(Records from a dataset)
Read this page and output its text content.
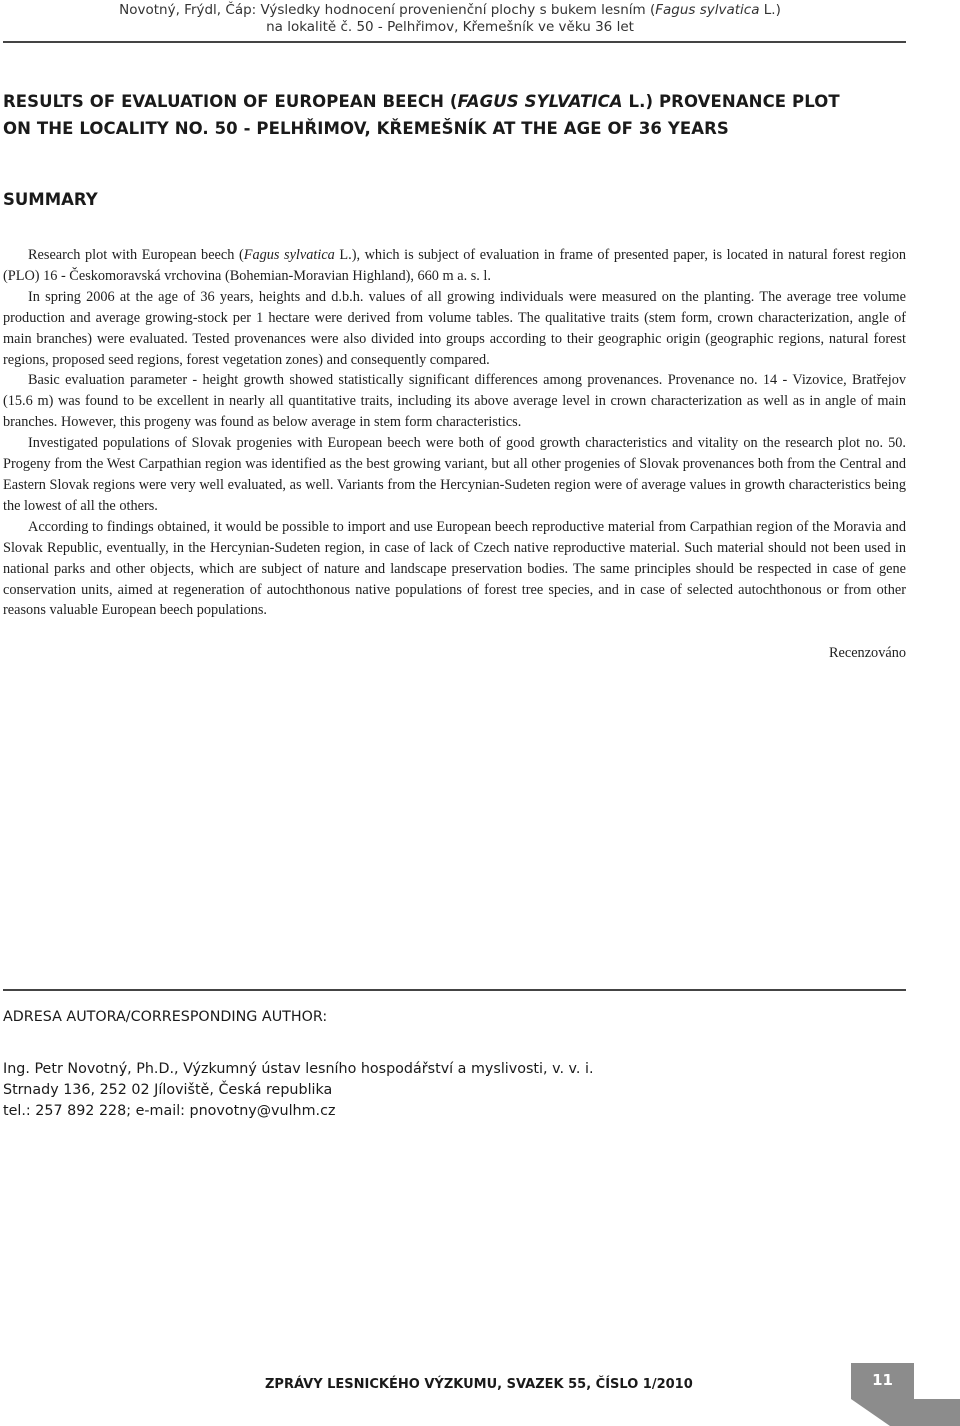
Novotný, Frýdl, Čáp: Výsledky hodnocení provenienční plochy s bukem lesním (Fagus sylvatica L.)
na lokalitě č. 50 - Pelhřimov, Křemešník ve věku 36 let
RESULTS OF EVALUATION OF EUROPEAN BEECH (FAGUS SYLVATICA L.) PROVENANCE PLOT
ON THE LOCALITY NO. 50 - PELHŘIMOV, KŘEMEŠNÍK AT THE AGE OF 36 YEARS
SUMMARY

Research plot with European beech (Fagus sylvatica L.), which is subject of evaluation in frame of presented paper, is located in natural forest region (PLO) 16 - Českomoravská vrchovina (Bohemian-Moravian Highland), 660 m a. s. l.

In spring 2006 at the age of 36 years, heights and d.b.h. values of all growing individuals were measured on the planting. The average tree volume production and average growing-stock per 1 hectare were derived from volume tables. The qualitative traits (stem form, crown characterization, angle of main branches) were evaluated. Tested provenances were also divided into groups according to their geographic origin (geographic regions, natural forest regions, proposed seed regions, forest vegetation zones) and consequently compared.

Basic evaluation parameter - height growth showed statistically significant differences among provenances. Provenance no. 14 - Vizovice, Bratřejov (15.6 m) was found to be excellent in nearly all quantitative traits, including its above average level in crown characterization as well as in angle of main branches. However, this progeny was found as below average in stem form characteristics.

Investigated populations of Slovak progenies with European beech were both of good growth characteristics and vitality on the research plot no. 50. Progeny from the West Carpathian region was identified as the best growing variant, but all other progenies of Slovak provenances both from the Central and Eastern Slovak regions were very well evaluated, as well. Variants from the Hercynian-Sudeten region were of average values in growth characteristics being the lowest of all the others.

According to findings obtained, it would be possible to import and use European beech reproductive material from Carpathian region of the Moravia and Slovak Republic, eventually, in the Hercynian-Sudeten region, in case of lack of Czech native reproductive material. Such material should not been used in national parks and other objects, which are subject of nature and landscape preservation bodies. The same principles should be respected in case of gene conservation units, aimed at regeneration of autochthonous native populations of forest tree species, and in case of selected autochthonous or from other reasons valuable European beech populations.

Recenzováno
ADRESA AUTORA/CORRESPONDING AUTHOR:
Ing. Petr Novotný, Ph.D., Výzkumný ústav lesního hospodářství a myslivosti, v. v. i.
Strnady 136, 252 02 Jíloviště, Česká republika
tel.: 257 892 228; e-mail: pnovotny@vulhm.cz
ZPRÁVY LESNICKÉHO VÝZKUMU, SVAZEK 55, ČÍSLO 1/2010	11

◆ The task
Where a picture appears, skip it and copy the rest of the data word for word.

◆ Result for this exercise
Read this page and output its text content.
Novotný, Frýdl, Čáp: Výsledky hodnocení provenienční plochy s bukem lesním (Fagus sylvatica L.)
na lokalitě č. 50 - Pelhřimov, Křemešník ve věku 36 let
RESULTS OF EVALUATION OF EUROPEAN BEECH (FAGUS SYLVATICA L.) PROVENANCE PLOT
ON THE LOCALITY NO. 50 - PELHŘIMOV, KŘEMEŠNÍK AT THE AGE OF 36 YEARS
SUMMARY

Research plot with European beech (Fagus sylvatica L.), which is subject of evaluation in frame of presented paper, is located in natural forest region (PLO) 16 - Českomoravská vrchovina (Bohemian-Moravian Highland), 660 m a. s. l.

In spring 2006 at the age of 36 years, heights and d.b.h. values of all growing individuals were measured on the planting. The average tree volume production and average growing-stock per 1 hectare were derived from volume tables. The qualitative traits (stem form, crown characterization, angle of main branches) were evaluated. Tested provenances were also divided into groups according to their geographic origin (geographic regions, natural forest regions, proposed seed regions, forest vegetation zones) and consequently compared.

Basic evaluation parameter - height growth showed statistically significant differences among provenances. Provenance no. 14 - Vizovice, Bratřejov (15.6 m) was found to be excellent in nearly all quantitative traits, including its above average level in crown characterization as well as in angle of main branches. However, this progeny was found as below average in stem form characteristics.

Investigated populations of Slovak progenies with European beech were both of good growth characteristics and vitality on the research plot no. 50. Progeny from the West Carpathian region was identified as the best growing variant, but all other progenies of Slovak provenances both from the Central and Eastern Slovak regions were very well evaluated, as well. Variants from the Hercynian-Sudeten region were of average values in growth characteristics being the lowest of all the others.

According to findings obtained, it would be possible to import and use European beech reproductive material from Carpathian region of the Moravia and Slovak Republic, eventually, in the Hercynian-Sudeten region, in case of lack of Czech native reproductive material. Such material should not been used in national parks and other objects, which are subject of nature and landscape preservation bodies. The same principles should be respected in case of gene conservation units, aimed at regeneration of autochthonous native populations of forest tree species, and in case of selected autochthonous or from other reasons valuable European beech populations.

Recenzováno
ADRESA AUTORA/CORRESPONDING AUTHOR:
Ing. Petr Novotný, Ph.D., Výzkumný ústav lesního hospodářství a myslivosti, v. v. i.
Strnady 136, 252 02 Jíloviště, Česká republika
tel.: 257 892 228; e-mail: pnovotny@vulhm.cz
ZPRÁVY LESNICKÉHO VÝZKUMU, SVAZEK 55, ČÍSLO 1/2010	11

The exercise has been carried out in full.